** Begin GIVEN RECORDS **

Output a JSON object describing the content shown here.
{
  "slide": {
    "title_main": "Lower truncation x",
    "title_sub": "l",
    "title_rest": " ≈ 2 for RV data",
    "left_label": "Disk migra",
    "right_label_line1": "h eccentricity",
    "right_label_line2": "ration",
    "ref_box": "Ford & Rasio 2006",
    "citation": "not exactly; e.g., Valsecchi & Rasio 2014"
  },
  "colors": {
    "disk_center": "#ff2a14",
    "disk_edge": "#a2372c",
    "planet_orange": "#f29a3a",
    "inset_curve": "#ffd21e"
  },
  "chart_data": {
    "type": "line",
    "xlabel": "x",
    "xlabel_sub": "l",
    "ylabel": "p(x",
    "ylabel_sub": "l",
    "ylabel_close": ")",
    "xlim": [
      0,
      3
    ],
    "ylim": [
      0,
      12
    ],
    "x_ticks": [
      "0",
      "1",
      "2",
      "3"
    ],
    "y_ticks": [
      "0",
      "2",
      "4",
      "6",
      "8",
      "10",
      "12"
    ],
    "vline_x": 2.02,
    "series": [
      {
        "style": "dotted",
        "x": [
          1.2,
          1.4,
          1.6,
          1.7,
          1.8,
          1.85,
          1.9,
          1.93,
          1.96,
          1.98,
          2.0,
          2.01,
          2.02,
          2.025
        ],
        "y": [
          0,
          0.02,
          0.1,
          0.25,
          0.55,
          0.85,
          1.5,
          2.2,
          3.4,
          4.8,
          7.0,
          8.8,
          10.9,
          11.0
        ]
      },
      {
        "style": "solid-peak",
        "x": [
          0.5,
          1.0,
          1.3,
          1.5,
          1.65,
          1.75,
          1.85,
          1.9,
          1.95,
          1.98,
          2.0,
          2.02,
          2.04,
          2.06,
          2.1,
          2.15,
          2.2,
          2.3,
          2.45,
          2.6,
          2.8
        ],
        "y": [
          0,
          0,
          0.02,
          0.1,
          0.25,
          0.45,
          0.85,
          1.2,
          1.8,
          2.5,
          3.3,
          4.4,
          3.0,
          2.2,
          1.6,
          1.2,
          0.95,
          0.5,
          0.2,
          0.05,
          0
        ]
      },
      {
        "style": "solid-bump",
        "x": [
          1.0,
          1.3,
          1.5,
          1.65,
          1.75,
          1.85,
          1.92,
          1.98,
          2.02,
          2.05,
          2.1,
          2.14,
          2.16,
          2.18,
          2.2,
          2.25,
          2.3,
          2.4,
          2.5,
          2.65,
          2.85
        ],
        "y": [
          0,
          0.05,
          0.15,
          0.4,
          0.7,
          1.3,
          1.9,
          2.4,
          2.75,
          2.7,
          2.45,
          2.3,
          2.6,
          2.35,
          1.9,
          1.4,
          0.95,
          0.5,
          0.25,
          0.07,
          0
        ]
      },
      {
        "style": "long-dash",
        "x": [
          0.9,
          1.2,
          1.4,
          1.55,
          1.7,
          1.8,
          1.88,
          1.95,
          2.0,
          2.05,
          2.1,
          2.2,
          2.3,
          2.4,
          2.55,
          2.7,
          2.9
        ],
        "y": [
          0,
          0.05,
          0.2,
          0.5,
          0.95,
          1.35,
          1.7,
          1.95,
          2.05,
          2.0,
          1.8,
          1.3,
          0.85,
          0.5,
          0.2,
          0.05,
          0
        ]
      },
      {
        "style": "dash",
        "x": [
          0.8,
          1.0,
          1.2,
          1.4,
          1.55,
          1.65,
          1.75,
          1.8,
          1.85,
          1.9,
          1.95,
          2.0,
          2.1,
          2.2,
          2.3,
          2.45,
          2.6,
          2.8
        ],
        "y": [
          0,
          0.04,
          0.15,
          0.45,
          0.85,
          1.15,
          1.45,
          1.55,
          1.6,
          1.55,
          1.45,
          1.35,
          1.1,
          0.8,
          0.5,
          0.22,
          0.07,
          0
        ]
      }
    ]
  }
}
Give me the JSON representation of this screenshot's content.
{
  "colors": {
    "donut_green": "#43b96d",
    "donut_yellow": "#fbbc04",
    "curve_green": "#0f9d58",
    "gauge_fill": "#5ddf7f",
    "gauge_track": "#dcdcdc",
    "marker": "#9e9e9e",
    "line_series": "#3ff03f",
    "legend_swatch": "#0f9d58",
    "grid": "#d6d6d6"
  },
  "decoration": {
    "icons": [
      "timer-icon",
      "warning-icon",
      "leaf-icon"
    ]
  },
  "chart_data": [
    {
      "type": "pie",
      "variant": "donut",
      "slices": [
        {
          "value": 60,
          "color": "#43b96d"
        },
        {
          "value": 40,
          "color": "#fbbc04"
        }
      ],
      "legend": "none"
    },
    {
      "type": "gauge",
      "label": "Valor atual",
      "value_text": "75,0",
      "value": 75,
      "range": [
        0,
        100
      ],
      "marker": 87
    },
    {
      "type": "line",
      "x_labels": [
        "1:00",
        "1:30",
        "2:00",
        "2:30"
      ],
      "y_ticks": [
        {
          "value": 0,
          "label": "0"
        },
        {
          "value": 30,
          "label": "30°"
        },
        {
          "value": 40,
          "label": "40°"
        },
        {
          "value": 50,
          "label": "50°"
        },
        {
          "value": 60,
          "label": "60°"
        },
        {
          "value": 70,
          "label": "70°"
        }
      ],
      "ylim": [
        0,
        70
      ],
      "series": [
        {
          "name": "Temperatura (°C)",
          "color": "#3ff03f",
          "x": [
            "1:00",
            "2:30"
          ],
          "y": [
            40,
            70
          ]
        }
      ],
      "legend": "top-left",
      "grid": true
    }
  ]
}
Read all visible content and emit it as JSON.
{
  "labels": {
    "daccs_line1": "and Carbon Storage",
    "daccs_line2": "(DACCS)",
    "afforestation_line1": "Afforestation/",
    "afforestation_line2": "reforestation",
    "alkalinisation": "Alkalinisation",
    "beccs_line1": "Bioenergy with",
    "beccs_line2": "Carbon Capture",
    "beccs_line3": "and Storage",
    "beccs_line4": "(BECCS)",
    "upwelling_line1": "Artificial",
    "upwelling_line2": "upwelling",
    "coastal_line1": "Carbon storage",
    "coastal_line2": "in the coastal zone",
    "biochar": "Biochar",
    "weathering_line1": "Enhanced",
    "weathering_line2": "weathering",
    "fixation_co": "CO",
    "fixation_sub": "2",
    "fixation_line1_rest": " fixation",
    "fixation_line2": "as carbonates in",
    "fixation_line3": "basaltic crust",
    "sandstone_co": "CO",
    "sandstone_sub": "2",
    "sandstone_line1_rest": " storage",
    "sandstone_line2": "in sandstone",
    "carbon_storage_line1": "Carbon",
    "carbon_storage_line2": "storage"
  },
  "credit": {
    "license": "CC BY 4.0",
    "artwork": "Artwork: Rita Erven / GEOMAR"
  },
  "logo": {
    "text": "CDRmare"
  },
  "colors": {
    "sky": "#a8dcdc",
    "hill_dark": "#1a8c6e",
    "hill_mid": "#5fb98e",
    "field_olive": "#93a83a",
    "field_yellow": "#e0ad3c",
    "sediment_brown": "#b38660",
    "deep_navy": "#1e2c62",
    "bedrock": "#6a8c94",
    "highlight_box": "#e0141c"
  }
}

** End GIVEN RECORDS **

YOUR GOAL
Retype the data in full and match it exactly.

FINISHED ANSWER
Output a JSON object describing the content shown here.
{
  "slide": {
    "title_main": "Lower truncation x",
    "title_sub": "l",
    "title_rest": " ≈ 2 for RV data",
    "left_label": "Disk migra",
    "right_label_line1": "h eccentricity",
    "right_label_line2": "ration",
    "ref_box": "Ford & Rasio 2006",
    "citation": "not exactly; e.g., Valsecchi & Rasio 2014"
  },
  "colors": {
    "disk_center": "#ff2a14",
    "disk_edge": "#a2372c",
    "planet_orange": "#f29a3a",
    "inset_curve": "#ffd21e"
  },
  "chart_data": {
    "type": "line",
    "xlabel": "x",
    "xlabel_sub": "l",
    "ylabel": "p(x",
    "ylabel_sub": "l",
    "ylabel_close": ")",
    "xlim": [
      0,
      3
    ],
    "ylim": [
      0,
      12
    ],
    "x_ticks": [
      "0",
      "1",
      "2",
      "3"
    ],
    "y_ticks": [
      "0",
      "2",
      "4",
      "6",
      "8",
      "10",
      "12"
    ],
    "vline_x": 2.02,
    "series": [
      {
        "style": "dotted",
        "x": [
          1.2,
          1.4,
          1.6,
          1.7,
          1.8,
          1.85,
          1.9,
          1.93,
          1.96,
          1.98,
          2.0,
          2.01,
          2.02,
          2.025
        ],
        "y": [
          0,
          0.02,
          0.1,
          0.25,
          0.55,
          0.85,
          1.5,
          2.2,
          3.4,
          4.8,
          7.0,
          8.8,
          10.9,
          11.0
        ]
      },
      {
        "style": "solid-peak",
        "x": [
          0.5,
          1.0,
          1.3,
          1.5,
          1.65,
          1.75,
          1.85,
          1.9,
          1.95,
          1.98,
          2.0,
          2.02,
          2.04,
          2.06,
          2.1,
          2.15,
          2.2,
          2.3,
          2.45,
          2.6,
          2.8
        ],
        "y": [
          0,
          0,
          0.02,
          0.1,
          0.25,
          0.45,
          0.85,
          1.2,
          1.8,
          2.5,
          3.3,
          4.4,
          3.0,
          2.2,
          1.6,
          1.2,
          0.95,
          0.5,
          0.2,
          0.05,
          0
        ]
      },
      {
        "style": "solid-bump",
        "x": [
          1.0,
          1.3,
          1.5,
          1.65,
          1.75,
          1.85,
          1.92,
          1.98,
          2.02,
          2.05,
          2.1,
          2.14,
          2.16,
          2.18,
          2.2,
          2.25,
          2.3,
          2.4,
          2.5,
          2.65,
          2.85
        ],
        "y": [
          0,
          0.05,
          0.15,
          0.4,
          0.7,
          1.3,
          1.9,
          2.4,
          2.75,
          2.7,
          2.45,
          2.3,
          2.6,
          2.35,
          1.9,
          1.4,
          0.95,
          0.5,
          0.25,
          0.07,
          0
        ]
      },
      {
        "style": "long-dash",
        "x": [
          0.9,
          1.2,
          1.4,
          1.55,
          1.7,
          1.8,
          1.88,
          1.95,
          2.0,
          2.05,
          2.1,
          2.2,
          2.3,
          2.4,
          2.55,
          2.7,
          2.9
        ],
        "y": [
          0,
          0.05,
          0.2,
          0.5,
          0.95,
          1.35,
          1.7,
          1.95,
          2.05,
          2.0,
          1.8,
          1.3,
          0.85,
          0.5,
          0.2,
          0.05,
          0
        ]
      },
      {
        "style": "dash",
        "x": [
          0.8,
          1.0,
          1.2,
          1.4,
          1.55,
          1.65,
          1.75,
          1.8,
          1.85,
          1.9,
          1.95,
          2.0,
          2.1,
          2.2,
          2.3,
          2.45,
          2.6,
          2.8
        ],
        "y": [
          0,
          0.04,
          0.15,
          0.45,
          0.85,
          1.15,
          1.45,
          1.55,
          1.6,
          1.55,
          1.45,
          1.35,
          1.1,
          0.8,
          0.5,
          0.22,
          0.07,
          0
        ]
      }
    ]
  }
}
Give me the JSON representation of this screenshot's content.
{
  "colors": {
    "donut_green": "#43b96d",
    "donut_yellow": "#fbbc04",
    "curve_green": "#0f9d58",
    "gauge_fill": "#5ddf7f",
    "gauge_track": "#dcdcdc",
    "marker": "#9e9e9e",
    "line_series": "#3ff03f",
    "legend_swatch": "#0f9d58",
    "grid": "#d6d6d6"
  },
  "decoration": {
    "icons": [
      "timer-icon",
      "warning-icon",
      "leaf-icon"
    ]
  },
  "chart_data": [
    {
      "type": "pie",
      "variant": "donut",
      "slices": [
        {
          "value": 60,
          "color": "#43b96d"
        },
        {
          "value": 40,
          "color": "#fbbc04"
        }
      ],
      "legend": "none"
    },
    {
      "type": "gauge",
      "label": "Valor atual",
      "value_text": "75,0",
      "value": 75,
      "range": [
        0,
        100
      ],
      "marker": 87
    },
    {
      "type": "line",
      "x_labels": [
        "1:00",
        "1:30",
        "2:00",
        "2:30"
      ],
      "y_ticks": [
        {
          "value": 0,
          "label": "0"
        },
        {
          "value": 30,
          "label": "30°"
        },
        {
          "value": 40,
          "label": "40°"
        },
        {
          "value": 50,
          "label": "50°"
        },
        {
          "value": 60,
          "label": "60°"
        },
        {
          "value": 70,
          "label": "70°"
        }
      ],
      "ylim": [
        0,
        70
      ],
      "series": [
        {
          "name": "Temperatura (°C)",
          "color": "#3ff03f",
          "x": [
            "1:00",
            "2:30"
          ],
          "y": [
            40,
            70
          ]
        }
      ],
      "legend": "top-left",
      "grid": true
    }
  ]
}
Read all visible content and emit it as JSON.
{
  "labels": {
    "daccs_line1": "and Carbon Storage",
    "daccs_line2": "(DACCS)",
    "afforestation_line1": "Afforestation/",
    "afforestation_line2": "reforestation",
    "alkalinisation": "Alkalinisation",
    "beccs_line1": "Bioenergy with",
    "beccs_line2": "Carbon Capture",
    "beccs_line3": "and Storage",
    "beccs_line4": "(BECCS)",
    "upwelling_line1": "Artificial",
    "upwelling_line2": "upwelling",
    "coastal_line1": "Carbon storage",
    "coastal_line2": "in the coastal zone",
    "biochar": "Biochar",
    "weathering_line1": "Enhanced",
    "weathering_line2": "weathering",
    "fixation_co": "CO",
    "fixation_sub": "2",
    "fixation_line1_rest": " fixation",
    "fixation_line2": "as carbonates in",
    "fixation_line3": "basaltic crust",
    "sandstone_co": "CO",
    "sandstone_sub": "2",
    "sandstone_line1_rest": " storage",
    "sandstone_line2": "in sandstone",
    "carbon_storage_line1": "Carbon",
    "carbon_storage_line2": "storage"
  },
  "credit": {
    "license": "CC BY 4.0",
    "artwork": "Artwork: Rita Erven / GEOMAR"
  },
  "logo": {
    "text": "CDRmare"
  },
  "colors": {
    "sky": "#a8dcdc",
    "hill_dark": "#1a8c6e",
    "hill_mid": "#5fb98e",
    "field_olive": "#93a83a",
    "field_yellow": "#e0ad3c",
    "sediment_brown": "#b38660",
    "deep_navy": "#1e2c62",
    "bedrock": "#6a8c94",
    "highlight_box": "#e0141c"
  }
}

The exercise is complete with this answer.